§ WRITTEN PROBLEM:
Pull every line holding the string "reserved" from the records below.

** Start RECORDS TO PROCESS **

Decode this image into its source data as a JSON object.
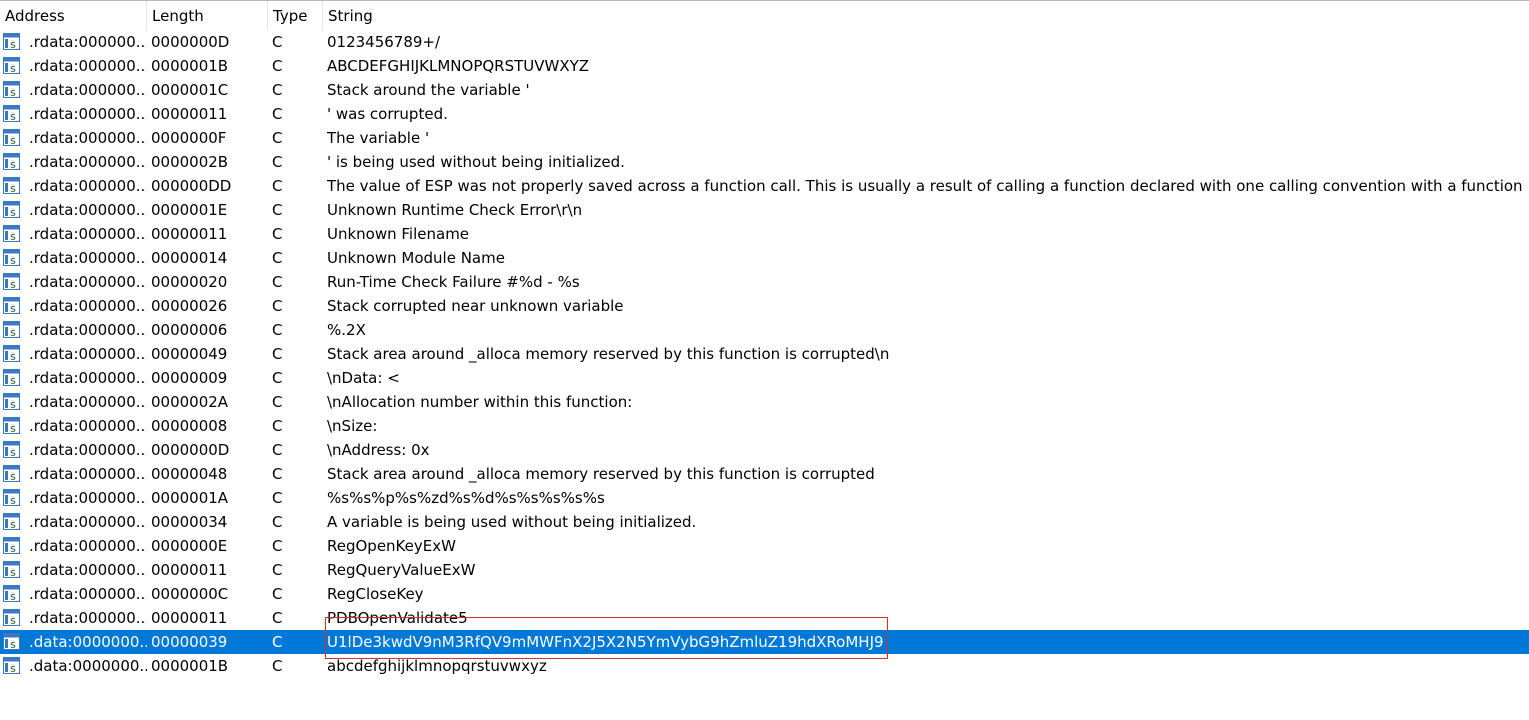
{
  "columns": {
    "address": "Address",
    "length": "Length",
    "type": "Type",
    "string": "String"
  },
  "row_icon": "string-icon",
  "colors": {
    "selection": "#0078d7",
    "highlight_box": "#d32f2f"
  },
  "rows": [
    {
      "address": ".rdata:000000...",
      "length": "0000000D",
      "type": "C",
      "string": "0123456789+/"
    },
    {
      "address": ".rdata:000000...",
      "length": "0000001B",
      "type": "C",
      "string": "ABCDEFGHIJKLMNOPQRSTUVWXYZ"
    },
    {
      "address": ".rdata:000000...",
      "length": "0000001C",
      "type": "C",
      "string": "Stack around the variable '"
    },
    {
      "address": ".rdata:000000...",
      "length": "00000011",
      "type": "C",
      "string": "' was corrupted."
    },
    {
      "address": ".rdata:000000...",
      "length": "0000000F",
      "type": "C",
      "string": "The variable '"
    },
    {
      "address": ".rdata:000000...",
      "length": "0000002B",
      "type": "C",
      "string": "' is being used without being initialized."
    },
    {
      "address": ".rdata:000000...",
      "length": "000000DD",
      "type": "C",
      "string": "The value of ESP was not properly saved across a function call.  This is usually a result of calling a function declared with one calling convention with a function point..."
    },
    {
      "address": ".rdata:000000...",
      "length": "0000001E",
      "type": "C",
      "string": "Unknown Runtime Check Error\\r\\n"
    },
    {
      "address": ".rdata:000000...",
      "length": "00000011",
      "type": "C",
      "string": "Unknown Filename"
    },
    {
      "address": ".rdata:000000...",
      "length": "00000014",
      "type": "C",
      "string": "Unknown Module Name"
    },
    {
      "address": ".rdata:000000...",
      "length": "00000020",
      "type": "C",
      "string": "Run-Time Check Failure #%d - %s"
    },
    {
      "address": ".rdata:000000...",
      "length": "00000026",
      "type": "C",
      "string": "Stack corrupted near unknown variable"
    },
    {
      "address": ".rdata:000000...",
      "length": "00000006",
      "type": "C",
      "string": "%.2X"
    },
    {
      "address": ".rdata:000000...",
      "length": "00000049",
      "type": "C",
      "string": "Stack area around _alloca memory reserved by this function is corrupted\\n"
    },
    {
      "address": ".rdata:000000...",
      "length": "00000009",
      "type": "C",
      "string": "\\nData: <"
    },
    {
      "address": ".rdata:000000...",
      "length": "0000002A",
      "type": "C",
      "string": "\\nAllocation number within this function:"
    },
    {
      "address": ".rdata:000000...",
      "length": "00000008",
      "type": "C",
      "string": "\\nSize:"
    },
    {
      "address": ".rdata:000000...",
      "length": "0000000D",
      "type": "C",
      "string": "\\nAddress: 0x"
    },
    {
      "address": ".rdata:000000...",
      "length": "00000048",
      "type": "C",
      "string": "Stack area around _alloca memory reserved by this function is corrupted"
    },
    {
      "address": ".rdata:000000...",
      "length": "0000001A",
      "type": "C",
      "string": "%s%s%p%s%zd%s%d%s%s%s%s%s"
    },
    {
      "address": ".rdata:000000...",
      "length": "00000034",
      "type": "C",
      "string": "A variable is being used without being initialized."
    },
    {
      "address": ".rdata:000000...",
      "length": "0000000E",
      "type": "C",
      "string": "RegOpenKeyExW"
    },
    {
      "address": ".rdata:000000...",
      "length": "00000011",
      "type": "C",
      "string": "RegQueryValueExW"
    },
    {
      "address": ".rdata:000000...",
      "length": "0000000C",
      "type": "C",
      "string": "RegCloseKey"
    },
    {
      "address": ".rdata:000000...",
      "length": "00000011",
      "type": "C",
      "string": "PDBOpenValidate5"
    },
    {
      "address": ".data:0000000...",
      "length": "00000039",
      "type": "C",
      "string": "U1lDe3kwdV9nM3RfQV9mMWFnX2J5X2N5YmVybG9hZmluZ19hdXRoMHJ9",
      "selected": true
    },
    {
      "address": ".data:0000000...",
      "length": "0000001B",
      "type": "C",
      "string": "abcdefghijklmnopqrstuvwxyz"
    }
  ]
}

** End RECORDS TO PROCESS **

§ RESULT FOR THIS EXERCISE:
      "string": "Stack area around _alloca memory reserved by this function is corrupted\\n"
      "string": "Stack area around _alloca memory reserved by this function is corrupted"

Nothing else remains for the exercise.